Material supplied =
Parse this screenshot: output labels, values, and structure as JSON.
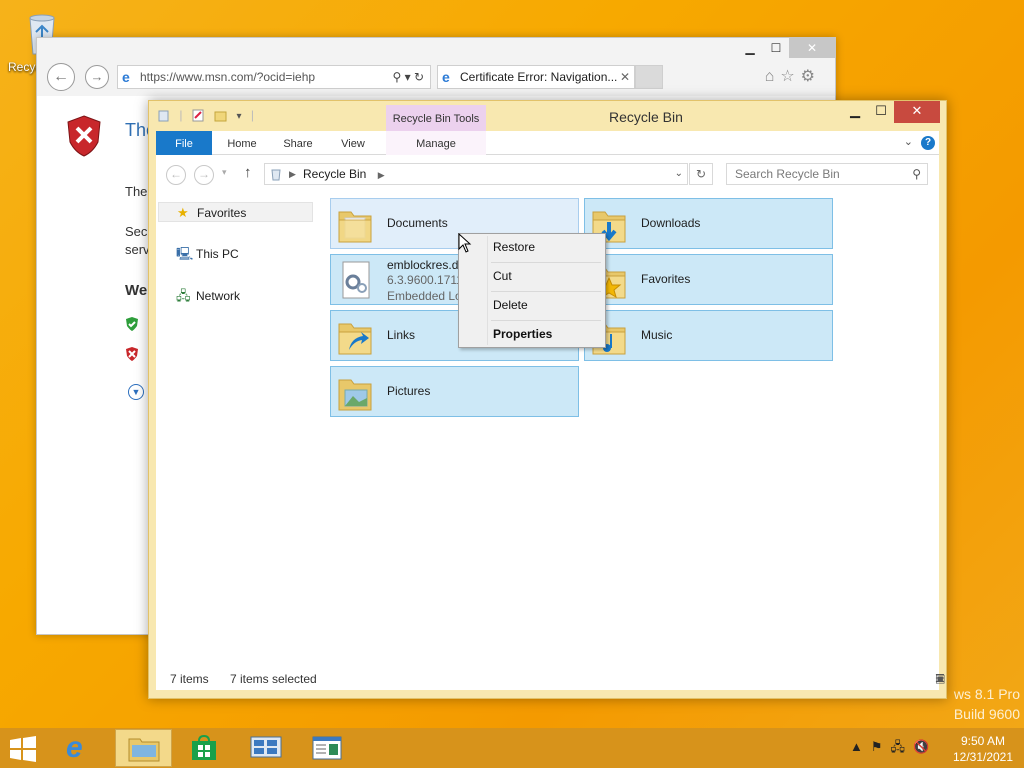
{
  "desktop": {
    "recycle_bin_label": "Recyc"
  },
  "watermark": {
    "line1": "ws 8.1 Pro",
    "line2": "Build 9600"
  },
  "ie": {
    "address": "https://www.msn.com/?ocid=iehp",
    "tab_title": "Certificate Error: Navigation...",
    "content": {
      "heading": "The",
      "para1": "The",
      "para2a": "Secu",
      "para2b": "serv",
      "subheading": "We"
    }
  },
  "explorer": {
    "title": "Recycle Bin",
    "tools_header": "Recycle Bin Tools",
    "ribbon_tabs": [
      "File",
      "Home",
      "Share",
      "View",
      "Manage"
    ],
    "breadcrumb": "Recycle Bin",
    "search_placeholder": "Search Recycle Bin",
    "nav": [
      "Favorites",
      "This PC",
      "Network"
    ],
    "items": [
      {
        "name": "Documents"
      },
      {
        "name": "Downloads"
      },
      {
        "name": "emblockres.d",
        "line2": "6.3.9600.1711(",
        "line3": "Embedded Lo"
      },
      {
        "name": "Favorites"
      },
      {
        "name": "Links"
      },
      {
        "name": "Music"
      },
      {
        "name": "Pictures"
      }
    ],
    "status": {
      "count": "7 items",
      "selected": "7 items selected"
    }
  },
  "context_menu": [
    "Restore",
    "Cut",
    "Delete",
    "Properties"
  ],
  "taskbar": {
    "time": "9:50 AM",
    "date": "12/31/2021"
  },
  "colors": {
    "explorer_frame": "#f8e8b0",
    "selection": "#cce8f7",
    "accent": "#1979ca",
    "taskbar": "#d7931b"
  }
}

Do this =
Determine the number of lines in the data that contain "name" as a word or string, and state only that number.

Result of the task =
7